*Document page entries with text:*
******

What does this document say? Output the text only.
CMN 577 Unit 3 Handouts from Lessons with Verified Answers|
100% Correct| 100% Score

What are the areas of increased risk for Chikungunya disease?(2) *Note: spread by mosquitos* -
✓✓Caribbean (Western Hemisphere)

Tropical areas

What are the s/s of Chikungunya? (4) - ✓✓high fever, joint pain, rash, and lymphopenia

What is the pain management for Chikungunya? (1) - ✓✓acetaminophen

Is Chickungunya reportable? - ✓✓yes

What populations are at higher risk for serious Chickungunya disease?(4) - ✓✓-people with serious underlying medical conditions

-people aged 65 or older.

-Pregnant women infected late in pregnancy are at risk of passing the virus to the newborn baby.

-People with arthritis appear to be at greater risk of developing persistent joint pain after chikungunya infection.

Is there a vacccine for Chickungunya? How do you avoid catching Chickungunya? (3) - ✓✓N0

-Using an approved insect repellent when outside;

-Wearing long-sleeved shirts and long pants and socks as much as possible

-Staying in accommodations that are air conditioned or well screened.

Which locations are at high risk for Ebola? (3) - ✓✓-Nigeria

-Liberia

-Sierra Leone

******

*Assignment:* Look through the records and gather every line containing "Chickungunya".

*Response box:*
Is Chickungunya reportable? - ✓✓yes
What populations are at higher risk for serious Chickungunya disease?(4) - ✓✓-people with serious underlying medical conditions
Is there a vacccine for Chickungunya? How do you avoid catching Chickungunya? (3) - ✓✓N0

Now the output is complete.